:: WHAT THE EXERCISE ASKS ::
Copy out every line that contains the word "activities".
[START DATASET ENTRIES]
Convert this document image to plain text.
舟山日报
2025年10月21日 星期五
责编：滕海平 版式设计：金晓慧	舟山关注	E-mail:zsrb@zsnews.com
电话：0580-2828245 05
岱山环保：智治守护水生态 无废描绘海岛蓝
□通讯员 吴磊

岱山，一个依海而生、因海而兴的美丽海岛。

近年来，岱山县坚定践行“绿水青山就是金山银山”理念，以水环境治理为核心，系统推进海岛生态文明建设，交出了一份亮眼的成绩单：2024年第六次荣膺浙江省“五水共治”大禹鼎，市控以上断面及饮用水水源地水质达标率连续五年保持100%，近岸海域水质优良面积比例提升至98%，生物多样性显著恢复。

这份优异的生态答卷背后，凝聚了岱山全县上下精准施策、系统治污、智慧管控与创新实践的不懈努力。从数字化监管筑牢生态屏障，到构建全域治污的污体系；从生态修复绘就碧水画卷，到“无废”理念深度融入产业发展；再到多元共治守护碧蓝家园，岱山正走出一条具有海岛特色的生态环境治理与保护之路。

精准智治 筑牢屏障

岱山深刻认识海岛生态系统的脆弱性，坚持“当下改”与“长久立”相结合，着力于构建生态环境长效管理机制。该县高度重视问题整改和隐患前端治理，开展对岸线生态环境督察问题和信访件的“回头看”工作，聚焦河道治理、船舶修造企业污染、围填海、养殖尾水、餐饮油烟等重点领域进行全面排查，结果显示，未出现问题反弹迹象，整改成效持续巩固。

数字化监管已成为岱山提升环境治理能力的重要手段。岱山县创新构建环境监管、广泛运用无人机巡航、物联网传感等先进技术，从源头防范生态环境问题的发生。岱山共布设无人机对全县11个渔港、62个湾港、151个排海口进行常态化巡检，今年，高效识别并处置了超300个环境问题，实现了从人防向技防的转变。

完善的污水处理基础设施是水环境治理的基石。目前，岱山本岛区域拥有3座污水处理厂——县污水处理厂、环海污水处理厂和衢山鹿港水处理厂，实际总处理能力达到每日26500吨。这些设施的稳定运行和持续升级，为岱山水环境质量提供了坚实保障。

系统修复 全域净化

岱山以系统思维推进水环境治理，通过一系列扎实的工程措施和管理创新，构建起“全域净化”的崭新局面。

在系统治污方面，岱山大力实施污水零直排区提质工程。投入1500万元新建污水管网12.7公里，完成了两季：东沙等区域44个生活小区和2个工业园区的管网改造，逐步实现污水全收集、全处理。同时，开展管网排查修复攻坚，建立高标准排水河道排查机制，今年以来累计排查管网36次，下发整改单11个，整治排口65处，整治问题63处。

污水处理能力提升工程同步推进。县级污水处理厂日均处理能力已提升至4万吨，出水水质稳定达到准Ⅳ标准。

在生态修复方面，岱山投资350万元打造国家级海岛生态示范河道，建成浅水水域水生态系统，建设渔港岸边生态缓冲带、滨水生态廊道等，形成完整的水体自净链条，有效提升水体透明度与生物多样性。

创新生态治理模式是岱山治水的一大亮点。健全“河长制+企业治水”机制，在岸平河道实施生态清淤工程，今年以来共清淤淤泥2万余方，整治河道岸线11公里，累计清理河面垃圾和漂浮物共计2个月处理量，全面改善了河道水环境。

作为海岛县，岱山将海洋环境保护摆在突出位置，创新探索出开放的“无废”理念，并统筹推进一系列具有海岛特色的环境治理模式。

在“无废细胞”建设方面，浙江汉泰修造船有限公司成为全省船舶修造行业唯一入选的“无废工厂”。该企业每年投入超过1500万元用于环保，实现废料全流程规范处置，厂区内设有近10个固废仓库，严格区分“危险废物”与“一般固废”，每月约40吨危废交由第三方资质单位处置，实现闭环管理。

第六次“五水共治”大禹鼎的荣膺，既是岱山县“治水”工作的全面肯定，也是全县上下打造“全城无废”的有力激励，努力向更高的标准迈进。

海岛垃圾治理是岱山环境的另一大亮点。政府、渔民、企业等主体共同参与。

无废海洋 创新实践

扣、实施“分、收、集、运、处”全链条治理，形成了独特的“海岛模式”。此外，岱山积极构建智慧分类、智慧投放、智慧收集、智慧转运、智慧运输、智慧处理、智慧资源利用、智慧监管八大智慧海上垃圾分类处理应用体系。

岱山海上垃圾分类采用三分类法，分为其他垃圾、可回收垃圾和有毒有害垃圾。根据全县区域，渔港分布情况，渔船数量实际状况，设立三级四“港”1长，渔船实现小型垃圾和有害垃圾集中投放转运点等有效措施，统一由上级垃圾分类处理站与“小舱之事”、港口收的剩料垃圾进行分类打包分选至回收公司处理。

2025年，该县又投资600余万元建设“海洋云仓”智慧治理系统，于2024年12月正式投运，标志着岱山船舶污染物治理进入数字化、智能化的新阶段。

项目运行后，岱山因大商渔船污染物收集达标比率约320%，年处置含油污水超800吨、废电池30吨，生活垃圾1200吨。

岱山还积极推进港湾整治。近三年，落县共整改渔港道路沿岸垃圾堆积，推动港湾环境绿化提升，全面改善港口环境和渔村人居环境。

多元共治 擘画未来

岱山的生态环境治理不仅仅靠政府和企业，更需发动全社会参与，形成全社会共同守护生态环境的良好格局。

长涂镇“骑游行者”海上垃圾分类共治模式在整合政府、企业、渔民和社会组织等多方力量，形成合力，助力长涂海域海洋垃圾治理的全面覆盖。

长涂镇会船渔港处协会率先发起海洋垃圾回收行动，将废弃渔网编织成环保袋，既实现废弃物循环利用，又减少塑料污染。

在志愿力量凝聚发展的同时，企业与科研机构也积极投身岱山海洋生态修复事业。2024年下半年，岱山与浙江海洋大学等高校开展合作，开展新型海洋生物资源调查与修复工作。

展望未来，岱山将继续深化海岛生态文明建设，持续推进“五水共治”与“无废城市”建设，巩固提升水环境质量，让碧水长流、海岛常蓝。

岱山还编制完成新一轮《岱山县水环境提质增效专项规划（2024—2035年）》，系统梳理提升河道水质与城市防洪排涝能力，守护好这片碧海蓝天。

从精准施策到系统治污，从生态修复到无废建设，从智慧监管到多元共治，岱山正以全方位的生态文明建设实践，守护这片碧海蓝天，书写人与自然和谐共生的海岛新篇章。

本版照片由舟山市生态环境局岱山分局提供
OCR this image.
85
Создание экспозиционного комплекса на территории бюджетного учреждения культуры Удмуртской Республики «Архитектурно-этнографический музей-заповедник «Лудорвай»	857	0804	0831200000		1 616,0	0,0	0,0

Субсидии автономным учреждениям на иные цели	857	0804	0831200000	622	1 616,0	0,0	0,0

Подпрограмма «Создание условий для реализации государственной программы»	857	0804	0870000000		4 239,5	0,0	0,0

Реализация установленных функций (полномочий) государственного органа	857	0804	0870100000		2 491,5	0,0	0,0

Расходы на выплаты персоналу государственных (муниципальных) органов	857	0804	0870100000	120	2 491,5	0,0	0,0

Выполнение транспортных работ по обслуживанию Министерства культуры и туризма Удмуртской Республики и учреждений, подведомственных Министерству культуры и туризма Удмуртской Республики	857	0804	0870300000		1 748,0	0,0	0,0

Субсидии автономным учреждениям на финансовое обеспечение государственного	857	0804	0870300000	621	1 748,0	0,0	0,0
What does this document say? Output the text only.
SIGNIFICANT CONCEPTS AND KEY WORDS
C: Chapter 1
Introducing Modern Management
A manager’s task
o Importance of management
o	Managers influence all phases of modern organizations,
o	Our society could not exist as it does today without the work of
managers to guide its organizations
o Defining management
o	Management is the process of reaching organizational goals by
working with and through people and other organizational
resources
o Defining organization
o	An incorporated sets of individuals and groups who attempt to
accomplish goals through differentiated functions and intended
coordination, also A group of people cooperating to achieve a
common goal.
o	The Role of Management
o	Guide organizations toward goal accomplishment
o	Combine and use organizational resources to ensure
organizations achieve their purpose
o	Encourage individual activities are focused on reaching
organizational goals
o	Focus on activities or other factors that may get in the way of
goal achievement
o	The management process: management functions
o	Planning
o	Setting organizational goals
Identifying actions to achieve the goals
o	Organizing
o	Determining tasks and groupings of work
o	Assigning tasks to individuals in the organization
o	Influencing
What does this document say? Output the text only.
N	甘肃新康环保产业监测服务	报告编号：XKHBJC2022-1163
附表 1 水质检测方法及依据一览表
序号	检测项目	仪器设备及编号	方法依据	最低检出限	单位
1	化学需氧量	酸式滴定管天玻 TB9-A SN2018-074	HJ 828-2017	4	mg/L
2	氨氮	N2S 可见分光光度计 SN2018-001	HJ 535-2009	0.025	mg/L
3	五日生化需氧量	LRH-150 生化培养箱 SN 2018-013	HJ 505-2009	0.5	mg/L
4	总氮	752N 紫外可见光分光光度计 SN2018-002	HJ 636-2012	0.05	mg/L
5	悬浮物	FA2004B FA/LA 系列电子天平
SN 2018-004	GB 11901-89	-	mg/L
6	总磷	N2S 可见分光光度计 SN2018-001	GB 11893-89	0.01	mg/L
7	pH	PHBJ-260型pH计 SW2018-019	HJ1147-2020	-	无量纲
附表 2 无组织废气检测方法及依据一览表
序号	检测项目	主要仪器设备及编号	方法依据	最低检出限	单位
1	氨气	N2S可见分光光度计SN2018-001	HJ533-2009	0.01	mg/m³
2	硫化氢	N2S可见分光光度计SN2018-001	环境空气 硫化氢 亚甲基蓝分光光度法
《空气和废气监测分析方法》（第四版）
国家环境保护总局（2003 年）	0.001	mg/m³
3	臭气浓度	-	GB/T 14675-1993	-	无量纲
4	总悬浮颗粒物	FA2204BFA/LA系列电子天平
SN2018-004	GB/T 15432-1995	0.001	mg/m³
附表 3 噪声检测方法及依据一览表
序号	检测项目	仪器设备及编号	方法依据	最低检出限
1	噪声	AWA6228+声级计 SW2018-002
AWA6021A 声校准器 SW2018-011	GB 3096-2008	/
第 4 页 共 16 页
[END DATASET ENTRIES]
:: CORRECT RESULT ::
o	Encourage individual activities are focused on reaching
o	Focus on activities or other factors that may get in the way of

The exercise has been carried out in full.